> _Data records_:
▽
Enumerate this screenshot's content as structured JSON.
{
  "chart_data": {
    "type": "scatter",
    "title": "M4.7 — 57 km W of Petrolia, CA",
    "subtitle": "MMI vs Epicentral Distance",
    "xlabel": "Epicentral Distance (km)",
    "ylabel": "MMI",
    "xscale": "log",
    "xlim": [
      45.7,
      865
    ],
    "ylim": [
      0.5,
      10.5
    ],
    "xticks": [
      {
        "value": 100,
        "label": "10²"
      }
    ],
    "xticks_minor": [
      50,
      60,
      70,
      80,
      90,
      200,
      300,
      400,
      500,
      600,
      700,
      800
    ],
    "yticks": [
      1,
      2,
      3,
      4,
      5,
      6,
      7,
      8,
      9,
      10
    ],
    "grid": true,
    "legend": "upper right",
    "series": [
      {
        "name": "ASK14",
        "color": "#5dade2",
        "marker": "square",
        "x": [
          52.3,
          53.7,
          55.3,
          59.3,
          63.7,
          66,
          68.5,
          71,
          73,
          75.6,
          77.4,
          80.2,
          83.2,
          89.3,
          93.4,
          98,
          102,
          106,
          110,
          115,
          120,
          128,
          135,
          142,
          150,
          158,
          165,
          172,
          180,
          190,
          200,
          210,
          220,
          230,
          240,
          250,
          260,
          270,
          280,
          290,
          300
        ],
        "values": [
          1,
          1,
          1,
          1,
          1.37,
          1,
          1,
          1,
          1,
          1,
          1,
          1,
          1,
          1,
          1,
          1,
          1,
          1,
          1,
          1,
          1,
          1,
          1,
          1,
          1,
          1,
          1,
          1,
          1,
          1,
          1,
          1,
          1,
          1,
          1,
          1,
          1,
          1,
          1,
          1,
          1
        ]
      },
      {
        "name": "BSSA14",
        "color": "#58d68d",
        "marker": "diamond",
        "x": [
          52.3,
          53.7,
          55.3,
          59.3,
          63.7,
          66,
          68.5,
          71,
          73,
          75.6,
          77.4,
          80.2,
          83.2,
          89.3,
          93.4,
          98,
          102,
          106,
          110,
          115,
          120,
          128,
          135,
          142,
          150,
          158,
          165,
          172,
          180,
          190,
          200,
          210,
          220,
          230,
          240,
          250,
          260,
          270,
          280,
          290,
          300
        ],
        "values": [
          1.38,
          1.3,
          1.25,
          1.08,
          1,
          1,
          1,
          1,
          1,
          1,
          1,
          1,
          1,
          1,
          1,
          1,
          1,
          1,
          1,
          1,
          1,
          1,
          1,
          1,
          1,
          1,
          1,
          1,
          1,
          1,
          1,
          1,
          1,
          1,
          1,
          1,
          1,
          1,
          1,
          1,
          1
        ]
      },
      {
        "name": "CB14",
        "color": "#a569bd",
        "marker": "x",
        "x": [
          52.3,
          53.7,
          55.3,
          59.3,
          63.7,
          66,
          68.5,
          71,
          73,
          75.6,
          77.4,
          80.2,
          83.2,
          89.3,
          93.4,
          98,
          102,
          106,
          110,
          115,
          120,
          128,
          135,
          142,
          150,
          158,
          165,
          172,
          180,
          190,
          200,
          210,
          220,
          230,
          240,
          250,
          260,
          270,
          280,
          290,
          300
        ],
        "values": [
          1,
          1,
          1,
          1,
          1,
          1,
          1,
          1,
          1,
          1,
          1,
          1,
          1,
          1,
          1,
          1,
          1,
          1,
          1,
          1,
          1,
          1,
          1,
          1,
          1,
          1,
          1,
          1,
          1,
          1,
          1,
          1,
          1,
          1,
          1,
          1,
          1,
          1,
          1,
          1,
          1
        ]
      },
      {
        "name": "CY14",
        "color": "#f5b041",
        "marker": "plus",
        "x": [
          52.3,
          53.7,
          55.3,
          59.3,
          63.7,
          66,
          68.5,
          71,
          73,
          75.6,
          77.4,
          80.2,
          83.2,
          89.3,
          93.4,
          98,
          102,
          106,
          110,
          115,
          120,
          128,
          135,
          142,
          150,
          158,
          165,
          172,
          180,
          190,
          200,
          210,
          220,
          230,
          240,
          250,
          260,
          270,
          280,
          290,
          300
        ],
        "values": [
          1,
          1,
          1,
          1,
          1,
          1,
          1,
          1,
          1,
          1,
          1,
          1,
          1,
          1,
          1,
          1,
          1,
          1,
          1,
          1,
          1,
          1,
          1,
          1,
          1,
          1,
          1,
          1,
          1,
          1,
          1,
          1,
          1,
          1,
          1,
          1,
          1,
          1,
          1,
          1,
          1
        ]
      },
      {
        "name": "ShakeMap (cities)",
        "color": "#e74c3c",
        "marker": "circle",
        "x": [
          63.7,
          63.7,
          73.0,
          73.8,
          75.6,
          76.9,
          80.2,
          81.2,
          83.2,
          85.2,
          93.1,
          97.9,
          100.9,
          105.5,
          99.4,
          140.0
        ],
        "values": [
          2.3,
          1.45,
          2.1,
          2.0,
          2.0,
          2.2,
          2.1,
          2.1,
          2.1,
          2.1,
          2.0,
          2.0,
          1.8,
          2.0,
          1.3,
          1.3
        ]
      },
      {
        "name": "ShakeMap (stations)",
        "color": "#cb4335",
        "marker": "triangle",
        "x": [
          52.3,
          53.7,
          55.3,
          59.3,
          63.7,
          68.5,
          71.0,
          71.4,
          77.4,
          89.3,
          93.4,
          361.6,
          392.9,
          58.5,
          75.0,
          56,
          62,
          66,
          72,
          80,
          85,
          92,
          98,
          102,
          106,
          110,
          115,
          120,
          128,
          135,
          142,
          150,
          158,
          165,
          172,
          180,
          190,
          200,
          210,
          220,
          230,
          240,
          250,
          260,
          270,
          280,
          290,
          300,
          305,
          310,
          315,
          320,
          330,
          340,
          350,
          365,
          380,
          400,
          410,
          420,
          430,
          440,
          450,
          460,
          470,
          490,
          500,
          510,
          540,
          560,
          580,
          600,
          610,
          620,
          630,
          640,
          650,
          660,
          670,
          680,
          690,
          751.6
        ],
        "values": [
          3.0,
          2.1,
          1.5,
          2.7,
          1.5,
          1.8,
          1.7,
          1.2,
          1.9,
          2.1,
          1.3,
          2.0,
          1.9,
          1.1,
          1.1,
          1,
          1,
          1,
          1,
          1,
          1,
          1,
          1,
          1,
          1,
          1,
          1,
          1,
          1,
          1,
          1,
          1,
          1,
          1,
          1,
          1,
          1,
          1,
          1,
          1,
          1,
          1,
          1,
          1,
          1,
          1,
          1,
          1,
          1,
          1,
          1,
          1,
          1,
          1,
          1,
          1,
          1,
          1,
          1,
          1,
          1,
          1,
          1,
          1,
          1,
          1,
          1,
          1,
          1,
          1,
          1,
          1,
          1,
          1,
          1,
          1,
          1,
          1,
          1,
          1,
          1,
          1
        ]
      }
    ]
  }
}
△
> _Exercise details_: Output the listing above without altering a single character.

> _Result of the exercise_:
Enumerate this screenshot's content as structured JSON.
{
  "chart_data": {
    "type": "scatter",
    "title": "M4.7 — 57 km W of Petrolia, CA",
    "subtitle": "MMI vs Epicentral Distance",
    "xlabel": "Epicentral Distance (km)",
    "ylabel": "MMI",
    "xscale": "log",
    "xlim": [
      45.7,
      865
    ],
    "ylim": [
      0.5,
      10.5
    ],
    "xticks": [
      {
        "value": 100,
        "label": "10²"
      }
    ],
    "xticks_minor": [
      50,
      60,
      70,
      80,
      90,
      200,
      300,
      400,
      500,
      600,
      700,
      800
    ],
    "yticks": [
      1,
      2,
      3,
      4,
      5,
      6,
      7,
      8,
      9,
      10
    ],
    "grid": true,
    "legend": "upper right",
    "series": [
      {
        "name": "ASK14",
        "color": "#5dade2",
        "marker": "square",
        "x": [
          52.3,
          53.7,
          55.3,
          59.3,
          63.7,
          66,
          68.5,
          71,
          73,
          75.6,
          77.4,
          80.2,
          83.2,
          89.3,
          93.4,
          98,
          102,
          106,
          110,
          115,
          120,
          128,
          135,
          142,
          150,
          158,
          165,
          172,
          180,
          190,
          200,
          210,
          220,
          230,
          240,
          250,
          260,
          270,
          280,
          290,
          300
        ],
        "values": [
          1,
          1,
          1,
          1,
          1.37,
          1,
          1,
          1,
          1,
          1,
          1,
          1,
          1,
          1,
          1,
          1,
          1,
          1,
          1,
          1,
          1,
          1,
          1,
          1,
          1,
          1,
          1,
          1,
          1,
          1,
          1,
          1,
          1,
          1,
          1,
          1,
          1,
          1,
          1,
          1,
          1
        ]
      },
      {
        "name": "BSSA14",
        "color": "#58d68d",
        "marker": "diamond",
        "x": [
          52.3,
          53.7,
          55.3,
          59.3,
          63.7,
          66,
          68.5,
          71,
          73,
          75.6,
          77.4,
          80.2,
          83.2,
          89.3,
          93.4,
          98,
          102,
          106,
          110,
          115,
          120,
          128,
          135,
          142,
          150,
          158,
          165,
          172,
          180,
          190,
          200,
          210,
          220,
          230,
          240,
          250,
          260,
          270,
          280,
          290,
          300
        ],
        "values": [
          1.38,
          1.3,
          1.25,
          1.08,
          1,
          1,
          1,
          1,
          1,
          1,
          1,
          1,
          1,
          1,
          1,
          1,
          1,
          1,
          1,
          1,
          1,
          1,
          1,
          1,
          1,
          1,
          1,
          1,
          1,
          1,
          1,
          1,
          1,
          1,
          1,
          1,
          1,
          1,
          1,
          1,
          1
        ]
      },
      {
        "name": "CB14",
        "color": "#a569bd",
        "marker": "x",
        "x": [
          52.3,
          53.7,
          55.3,
          59.3,
          63.7,
          66,
          68.5,
          71,
          73,
          75.6,
          77.4,
          80.2,
          83.2,
          89.3,
          93.4,
          98,
          102,
          106,
          110,
          115,
          120,
          128,
          135,
          142,
          150,
          158,
          165,
          172,
          180,
          190,
          200,
          210,
          220,
          230,
          240,
          250,
          260,
          270,
          280,
          290,
          300
        ],
        "values": [
          1,
          1,
          1,
          1,
          1,
          1,
          1,
          1,
          1,
          1,
          1,
          1,
          1,
          1,
          1,
          1,
          1,
          1,
          1,
          1,
          1,
          1,
          1,
          1,
          1,
          1,
          1,
          1,
          1,
          1,
          1,
          1,
          1,
          1,
          1,
          1,
          1,
          1,
          1,
          1,
          1
        ]
      },
      {
        "name": "CY14",
        "color": "#f5b041",
        "marker": "plus",
        "x": [
          52.3,
          53.7,
          55.3,
          59.3,
          63.7,
          66,
          68.5,
          71,
          73,
          75.6,
          77.4,
          80.2,
          83.2,
          89.3,
          93.4,
          98,
          102,
          106,
          110,
          115,
          120,
          128,
          135,
          142,
          150,
          158,
          165,
          172,
          180,
          190,
          200,
          210,
          220,
          230,
          240,
          250,
          260,
          270,
          280,
          290,
          300
        ],
        "values": [
          1,
          1,
          1,
          1,
          1,
          1,
          1,
          1,
          1,
          1,
          1,
          1,
          1,
          1,
          1,
          1,
          1,
          1,
          1,
          1,
          1,
          1,
          1,
          1,
          1,
          1,
          1,
          1,
          1,
          1,
          1,
          1,
          1,
          1,
          1,
          1,
          1,
          1,
          1,
          1,
          1
        ]
      },
      {
        "name": "ShakeMap (cities)",
        "color": "#e74c3c",
        "marker": "circle",
        "x": [
          63.7,
          63.7,
          73.0,
          73.8,
          75.6,
          76.9,
          80.2,
          81.2,
          83.2,
          85.2,
          93.1,
          97.9,
          100.9,
          105.5,
          99.4,
          140.0
        ],
        "values": [
          2.3,
          1.45,
          2.1,
          2.0,
          2.0,
          2.2,
          2.1,
          2.1,
          2.1,
          2.1,
          2.0,
          2.0,
          1.8,
          2.0,
          1.3,
          1.3
        ]
      },
      {
        "name": "ShakeMap (stations)",
        "color": "#cb4335",
        "marker": "triangle",
        "x": [
          52.3,
          53.7,
          55.3,
          59.3,
          63.7,
          68.5,
          71.0,
          71.4,
          77.4,
          89.3,
          93.4,
          361.6,
          392.9,
          58.5,
          75.0,
          56,
          62,
          66,
          72,
          80,
          85,
          92,
          98,
          102,
          106,
          110,
          115,
          120,
          128,
          135,
          142,
          150,
          158,
          165,
          172,
          180,
          190,
          200,
          210,
          220,
          230,
          240,
          250,
          260,
          270,
          280,
          290,
          300,
          305,
          310,
          315,
          320,
          330,
          340,
          350,
          365,
          380,
          400,
          410,
          420,
          430,
          440,
          450,
          460,
          470,
          490,
          500,
          510,
          540,
          560,
          580,
          600,
          610,
          620,
          630,
          640,
          650,
          660,
          670,
          680,
          690,
          751.6
        ],
        "values": [
          3.0,
          2.1,
          1.5,
          2.7,
          1.5,
          1.8,
          1.7,
          1.2,
          1.9,
          2.1,
          1.3,
          2.0,
          1.9,
          1.1,
          1.1,
          1,
          1,
          1,
          1,
          1,
          1,
          1,
          1,
          1,
          1,
          1,
          1,
          1,
          1,
          1,
          1,
          1,
          1,
          1,
          1,
          1,
          1,
          1,
          1,
          1,
          1,
          1,
          1,
          1,
          1,
          1,
          1,
          1,
          1,
          1,
          1,
          1,
          1,
          1,
          1,
          1,
          1,
          1,
          1,
          1,
          1,
          1,
          1,
          1,
          1,
          1,
          1,
          1,
          1,
          1,
          1,
          1,
          1,
          1,
          1,
          1,
          1,
          1,
          1,
          1,
          1,
          1
        ]
      }
    ]
  }
}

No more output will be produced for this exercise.